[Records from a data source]

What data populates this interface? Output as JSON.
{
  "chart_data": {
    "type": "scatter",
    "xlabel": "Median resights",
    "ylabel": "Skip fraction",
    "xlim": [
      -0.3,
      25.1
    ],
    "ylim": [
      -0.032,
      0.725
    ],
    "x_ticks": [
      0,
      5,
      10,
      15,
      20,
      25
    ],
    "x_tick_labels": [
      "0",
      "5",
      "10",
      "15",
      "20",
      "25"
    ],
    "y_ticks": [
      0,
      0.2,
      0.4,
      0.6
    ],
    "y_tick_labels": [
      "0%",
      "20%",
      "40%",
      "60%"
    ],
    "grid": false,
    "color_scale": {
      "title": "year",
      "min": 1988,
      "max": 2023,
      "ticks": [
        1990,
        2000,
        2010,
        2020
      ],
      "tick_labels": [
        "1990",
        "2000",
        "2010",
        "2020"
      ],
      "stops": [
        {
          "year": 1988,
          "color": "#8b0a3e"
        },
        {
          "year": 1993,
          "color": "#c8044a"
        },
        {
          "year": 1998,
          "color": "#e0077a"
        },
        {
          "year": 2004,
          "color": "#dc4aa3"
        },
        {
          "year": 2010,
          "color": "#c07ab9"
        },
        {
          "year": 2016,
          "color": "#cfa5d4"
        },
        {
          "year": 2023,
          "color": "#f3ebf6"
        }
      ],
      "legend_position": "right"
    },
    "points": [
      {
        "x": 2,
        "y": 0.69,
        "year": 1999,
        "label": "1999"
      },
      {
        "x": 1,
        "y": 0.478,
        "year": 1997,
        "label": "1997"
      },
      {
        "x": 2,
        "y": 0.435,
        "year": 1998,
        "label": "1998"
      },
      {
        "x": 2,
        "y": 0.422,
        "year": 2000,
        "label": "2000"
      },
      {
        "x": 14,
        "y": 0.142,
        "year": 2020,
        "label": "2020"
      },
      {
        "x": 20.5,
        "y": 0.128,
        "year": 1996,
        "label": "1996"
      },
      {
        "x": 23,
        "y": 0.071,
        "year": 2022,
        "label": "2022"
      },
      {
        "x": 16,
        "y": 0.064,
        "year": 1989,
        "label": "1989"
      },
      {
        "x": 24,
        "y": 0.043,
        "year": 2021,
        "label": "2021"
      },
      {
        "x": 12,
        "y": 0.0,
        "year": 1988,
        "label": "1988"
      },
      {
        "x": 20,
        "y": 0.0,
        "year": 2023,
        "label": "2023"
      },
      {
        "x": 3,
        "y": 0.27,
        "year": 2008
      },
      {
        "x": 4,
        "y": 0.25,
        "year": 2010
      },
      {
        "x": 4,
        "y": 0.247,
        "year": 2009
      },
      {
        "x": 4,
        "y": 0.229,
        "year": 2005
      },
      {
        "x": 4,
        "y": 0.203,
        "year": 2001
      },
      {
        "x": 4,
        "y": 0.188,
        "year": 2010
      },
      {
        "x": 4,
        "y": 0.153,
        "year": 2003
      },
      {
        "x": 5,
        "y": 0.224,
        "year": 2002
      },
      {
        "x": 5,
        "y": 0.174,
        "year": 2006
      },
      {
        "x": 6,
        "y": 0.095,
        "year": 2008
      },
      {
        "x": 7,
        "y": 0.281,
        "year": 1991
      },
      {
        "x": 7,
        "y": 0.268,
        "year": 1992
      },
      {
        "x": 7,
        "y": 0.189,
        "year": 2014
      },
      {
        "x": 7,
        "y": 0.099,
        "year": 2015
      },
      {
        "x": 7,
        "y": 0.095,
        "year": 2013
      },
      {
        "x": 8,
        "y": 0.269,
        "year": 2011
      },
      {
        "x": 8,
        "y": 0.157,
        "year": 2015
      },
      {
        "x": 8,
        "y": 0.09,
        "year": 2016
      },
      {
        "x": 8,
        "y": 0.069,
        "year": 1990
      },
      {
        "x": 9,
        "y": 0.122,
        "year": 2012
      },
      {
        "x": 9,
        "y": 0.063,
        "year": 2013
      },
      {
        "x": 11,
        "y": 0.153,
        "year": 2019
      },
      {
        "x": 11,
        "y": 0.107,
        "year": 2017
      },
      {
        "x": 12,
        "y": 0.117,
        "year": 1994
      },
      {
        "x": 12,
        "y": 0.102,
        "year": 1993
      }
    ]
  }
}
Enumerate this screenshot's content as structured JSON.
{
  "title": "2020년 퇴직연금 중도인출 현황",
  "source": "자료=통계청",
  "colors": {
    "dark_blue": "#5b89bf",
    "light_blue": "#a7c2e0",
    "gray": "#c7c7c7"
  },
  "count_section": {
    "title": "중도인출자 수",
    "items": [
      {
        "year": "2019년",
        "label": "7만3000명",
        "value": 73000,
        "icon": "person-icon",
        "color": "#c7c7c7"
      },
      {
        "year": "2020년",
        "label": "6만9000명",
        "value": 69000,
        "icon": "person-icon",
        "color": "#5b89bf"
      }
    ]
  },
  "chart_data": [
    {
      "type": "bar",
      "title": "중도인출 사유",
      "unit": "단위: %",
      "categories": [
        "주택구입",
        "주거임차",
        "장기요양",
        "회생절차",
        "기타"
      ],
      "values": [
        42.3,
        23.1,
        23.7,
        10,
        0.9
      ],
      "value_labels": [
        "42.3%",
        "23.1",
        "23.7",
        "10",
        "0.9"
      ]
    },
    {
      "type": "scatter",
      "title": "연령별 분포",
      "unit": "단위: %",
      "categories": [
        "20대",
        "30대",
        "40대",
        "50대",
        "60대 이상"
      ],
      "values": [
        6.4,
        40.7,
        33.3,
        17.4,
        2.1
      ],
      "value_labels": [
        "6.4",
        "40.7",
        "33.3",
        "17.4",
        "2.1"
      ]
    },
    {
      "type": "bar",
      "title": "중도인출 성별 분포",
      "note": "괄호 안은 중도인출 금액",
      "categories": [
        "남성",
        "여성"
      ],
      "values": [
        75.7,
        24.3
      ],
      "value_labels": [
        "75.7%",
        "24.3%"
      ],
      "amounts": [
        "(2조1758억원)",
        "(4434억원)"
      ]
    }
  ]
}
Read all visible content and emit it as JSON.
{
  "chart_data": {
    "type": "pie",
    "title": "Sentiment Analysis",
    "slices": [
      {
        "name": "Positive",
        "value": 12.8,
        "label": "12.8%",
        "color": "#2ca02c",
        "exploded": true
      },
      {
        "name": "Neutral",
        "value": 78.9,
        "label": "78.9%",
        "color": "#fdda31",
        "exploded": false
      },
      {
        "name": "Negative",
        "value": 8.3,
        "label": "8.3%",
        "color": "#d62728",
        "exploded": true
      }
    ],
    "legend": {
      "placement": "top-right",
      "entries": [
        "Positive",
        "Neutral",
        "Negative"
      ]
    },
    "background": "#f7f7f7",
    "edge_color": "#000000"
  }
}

• _WHAT THE TASK ASKS_
Which lines include "JSON"? Copy each of them out.

• _RESPONSE BELOW_
What data populates this interface? Output as JSON.
Enumerate this screenshot's content as structured JSON.
Read all visible content and emit it as JSON.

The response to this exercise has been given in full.